→ Instructions for the task:
Copy out the lines that include the word "Hercules".

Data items
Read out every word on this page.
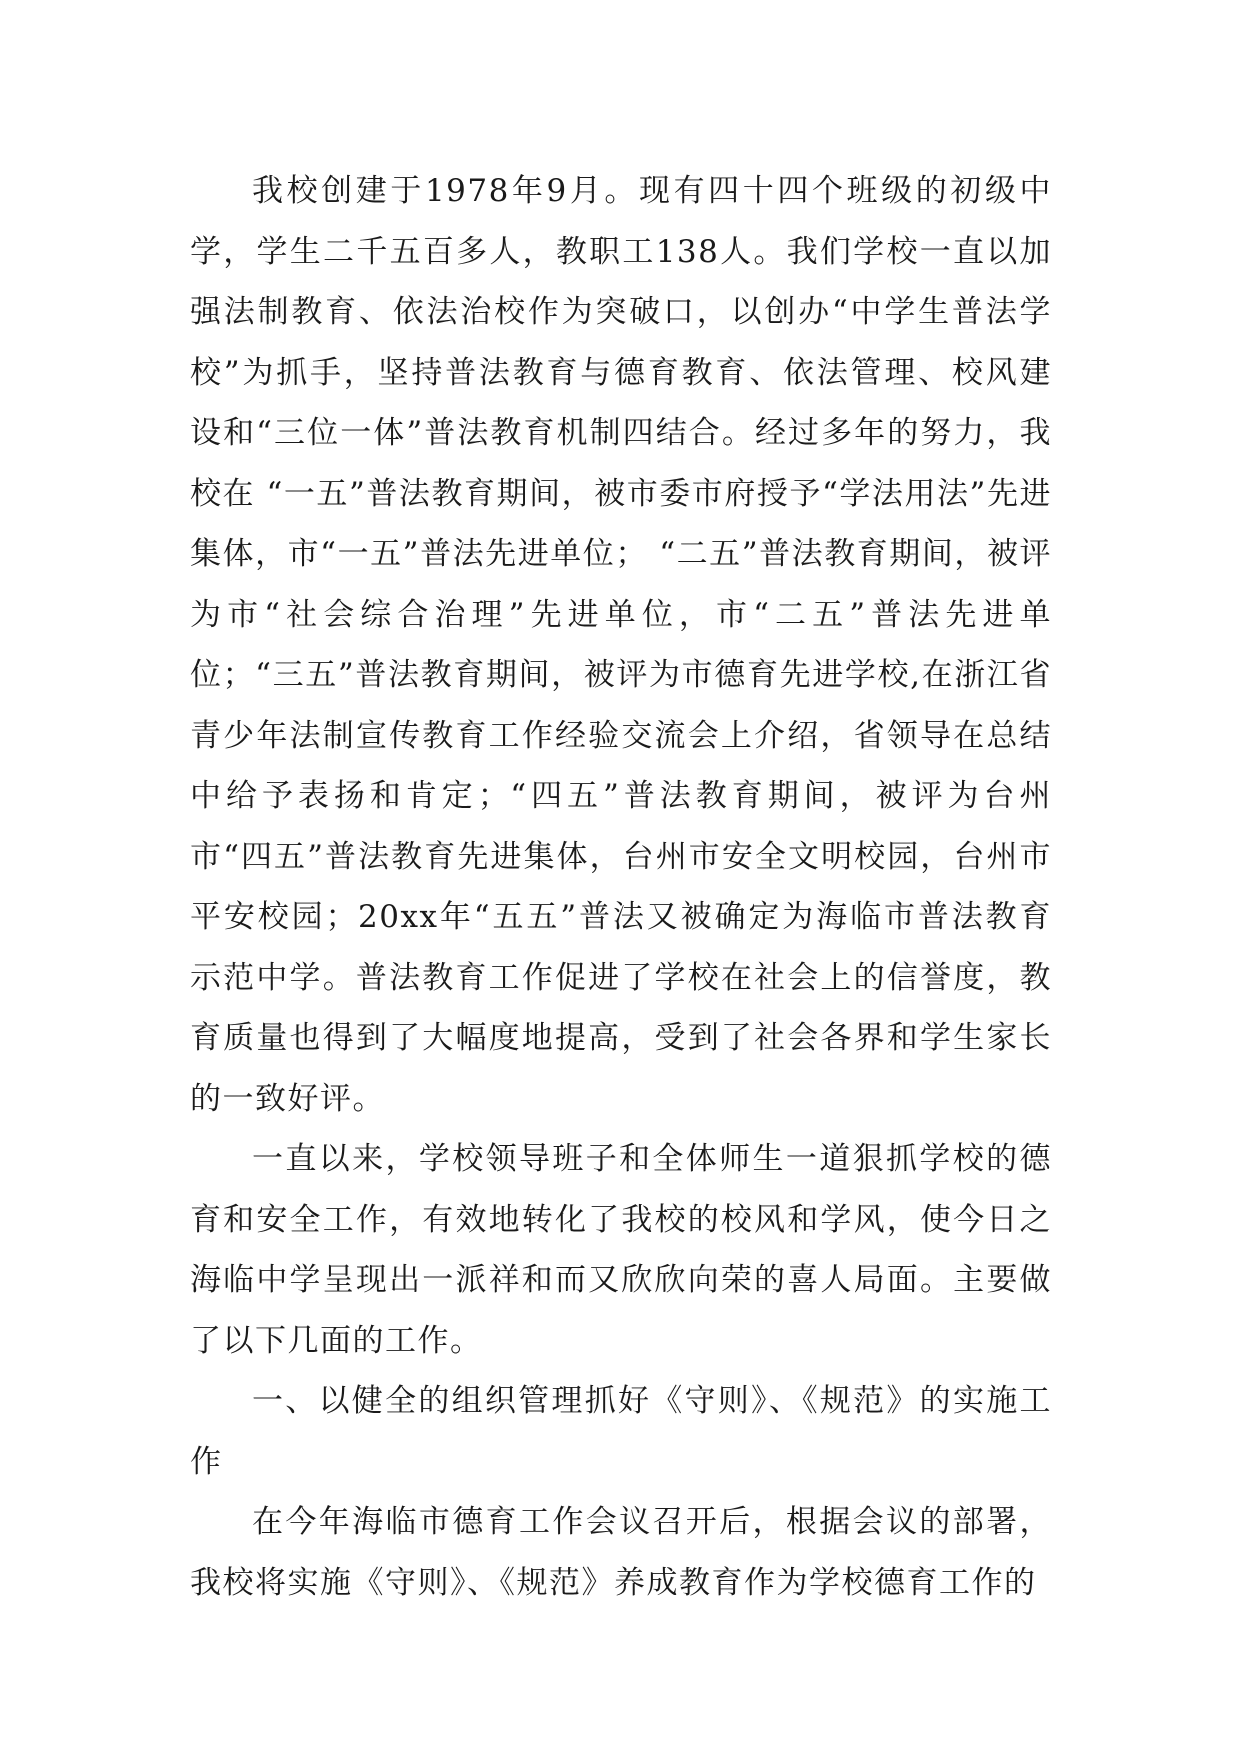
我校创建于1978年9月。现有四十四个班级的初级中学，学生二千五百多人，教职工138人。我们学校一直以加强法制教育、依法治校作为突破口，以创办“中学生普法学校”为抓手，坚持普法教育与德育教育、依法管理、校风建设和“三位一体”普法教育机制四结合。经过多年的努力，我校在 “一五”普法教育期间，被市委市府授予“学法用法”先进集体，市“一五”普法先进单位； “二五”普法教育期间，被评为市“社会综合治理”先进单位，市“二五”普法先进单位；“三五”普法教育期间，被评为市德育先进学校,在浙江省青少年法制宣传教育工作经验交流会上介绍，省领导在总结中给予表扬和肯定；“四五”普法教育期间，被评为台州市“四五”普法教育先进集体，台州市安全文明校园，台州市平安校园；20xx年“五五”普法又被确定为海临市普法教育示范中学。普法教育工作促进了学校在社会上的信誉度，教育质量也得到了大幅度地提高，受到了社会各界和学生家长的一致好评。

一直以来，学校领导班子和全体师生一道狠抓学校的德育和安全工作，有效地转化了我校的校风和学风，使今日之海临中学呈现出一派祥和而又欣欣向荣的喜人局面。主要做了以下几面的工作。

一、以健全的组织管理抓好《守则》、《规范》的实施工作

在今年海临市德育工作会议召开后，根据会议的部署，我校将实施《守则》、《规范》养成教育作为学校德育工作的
==
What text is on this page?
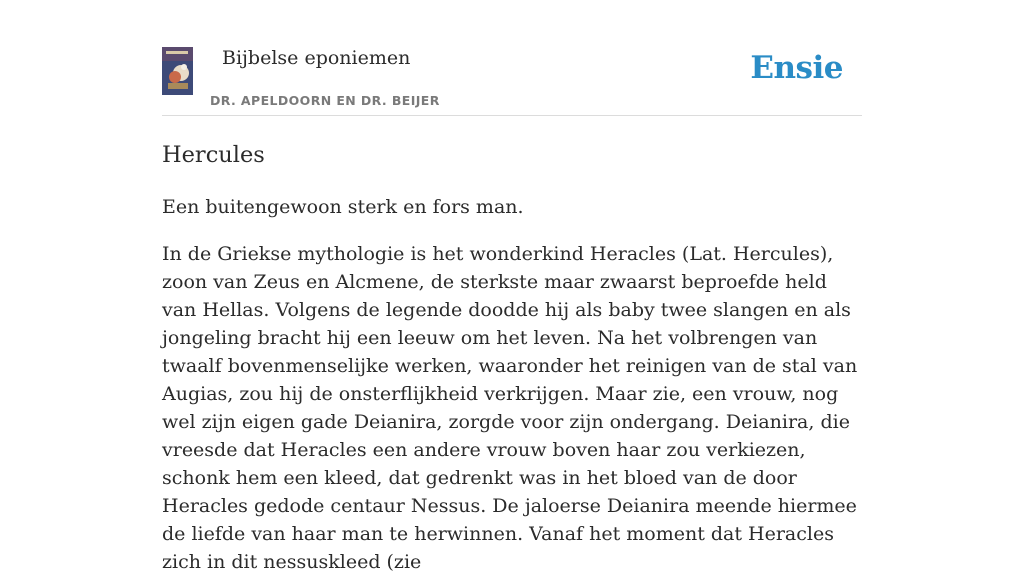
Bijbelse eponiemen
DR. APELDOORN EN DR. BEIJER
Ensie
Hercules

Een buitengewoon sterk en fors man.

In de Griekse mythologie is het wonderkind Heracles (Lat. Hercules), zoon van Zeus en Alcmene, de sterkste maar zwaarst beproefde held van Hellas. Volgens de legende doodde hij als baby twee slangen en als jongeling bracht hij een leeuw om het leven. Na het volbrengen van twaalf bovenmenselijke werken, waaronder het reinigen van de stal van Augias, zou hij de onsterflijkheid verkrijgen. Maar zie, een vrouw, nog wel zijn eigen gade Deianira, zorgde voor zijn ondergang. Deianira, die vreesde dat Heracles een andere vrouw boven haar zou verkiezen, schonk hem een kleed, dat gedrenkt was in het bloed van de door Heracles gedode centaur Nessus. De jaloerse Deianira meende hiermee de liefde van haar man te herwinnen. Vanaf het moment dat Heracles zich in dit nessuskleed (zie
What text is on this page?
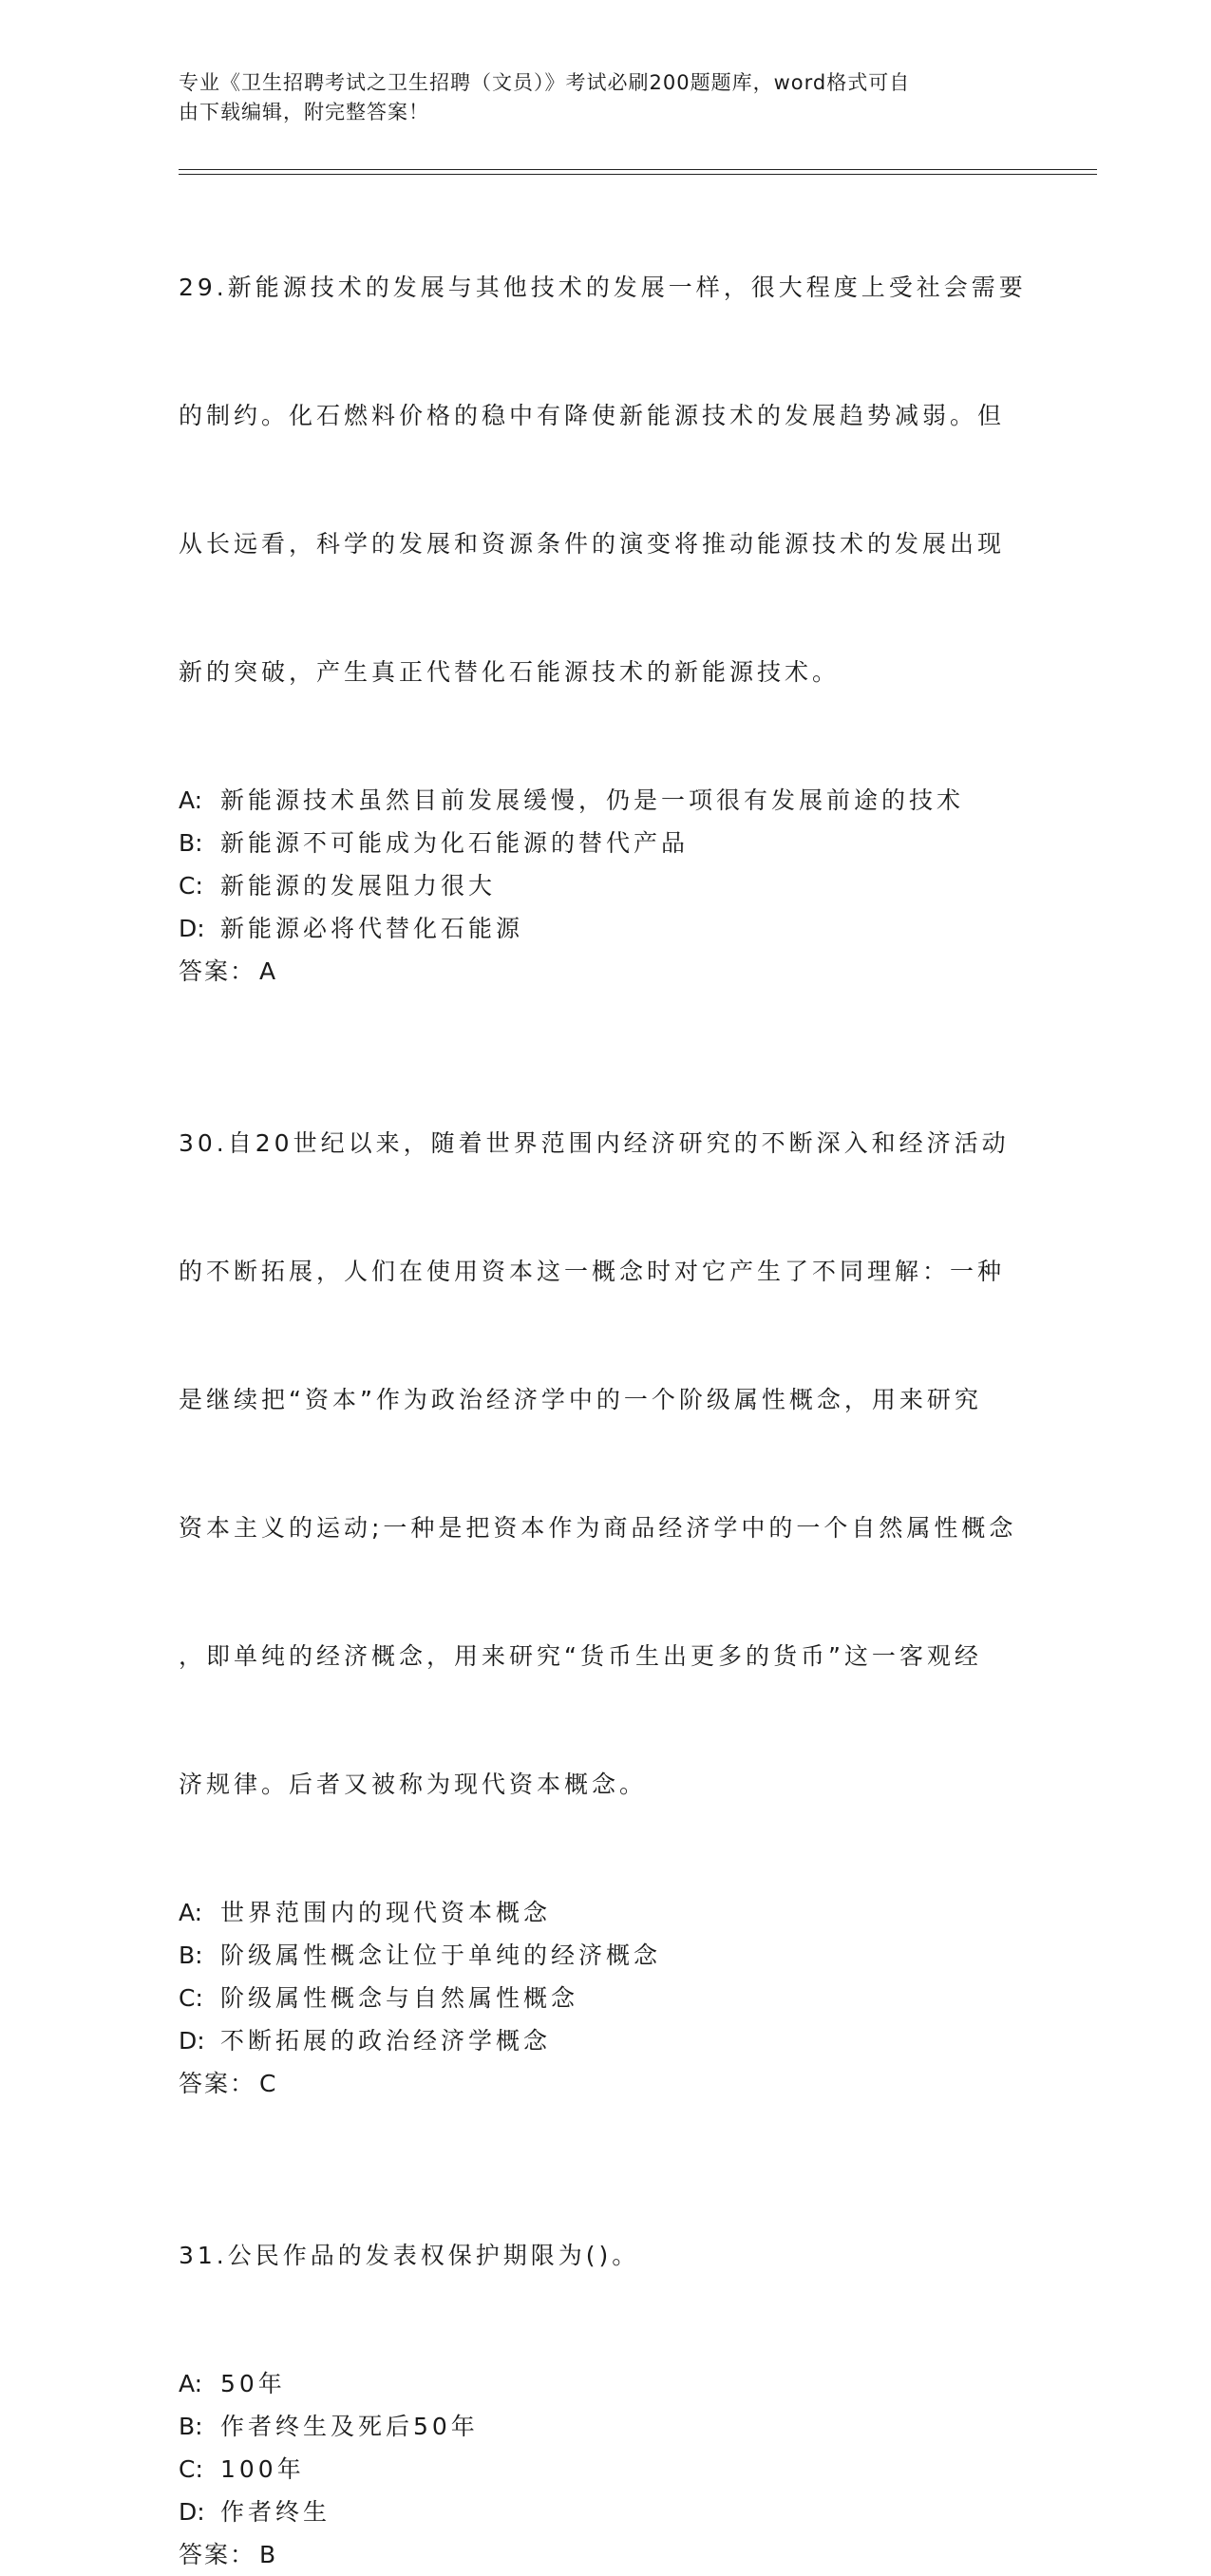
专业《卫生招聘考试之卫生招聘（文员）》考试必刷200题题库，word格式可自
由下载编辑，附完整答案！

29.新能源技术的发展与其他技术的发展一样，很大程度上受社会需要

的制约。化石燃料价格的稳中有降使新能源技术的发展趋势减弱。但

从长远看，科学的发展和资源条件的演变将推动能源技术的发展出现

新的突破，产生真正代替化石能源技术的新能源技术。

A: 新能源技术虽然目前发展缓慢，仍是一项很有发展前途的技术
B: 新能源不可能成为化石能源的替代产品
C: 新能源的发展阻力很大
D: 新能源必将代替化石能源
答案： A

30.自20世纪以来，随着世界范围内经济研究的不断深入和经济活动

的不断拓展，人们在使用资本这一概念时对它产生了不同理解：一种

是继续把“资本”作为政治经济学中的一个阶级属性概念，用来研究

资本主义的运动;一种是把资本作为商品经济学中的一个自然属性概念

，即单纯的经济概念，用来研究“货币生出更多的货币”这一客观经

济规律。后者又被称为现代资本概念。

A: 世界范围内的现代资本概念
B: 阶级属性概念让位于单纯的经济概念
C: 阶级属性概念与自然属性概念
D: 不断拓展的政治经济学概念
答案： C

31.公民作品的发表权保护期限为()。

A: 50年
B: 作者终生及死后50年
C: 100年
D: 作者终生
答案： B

→ Solution to this task:
Hercules
In de Griekse mythologie is het wonderkind Heracles (Lat. Hercules), zoon van Zeus en Alcmene, de sterkste maar zwaarst beproefde held van Hellas. Volgens de legende doodde hij als baby twee slangen en als jongeling bracht hij een leeuw om het leven. Na het volbrengen van twaalf bovenmenselijke werken, waaronder het reinigen van de stal van Augias, zou hij de onsterflijkheid verkrijgen. Maar zie, een vrouw, nog wel zijn eigen gade Deianira, zorgde voor zijn ondergang. Deianira, die vreesde dat Heracles een andere vrouw boven haar zou verkiezen, schonk hem een kleed, dat gedrenkt was in het bloed van de door Heracles gedode centaur Nessus. De jaloerse Deianira meende hiermee de liefde van haar man te herwinnen. Vanaf het moment dat Heracles zich in dit nessuskleed (zie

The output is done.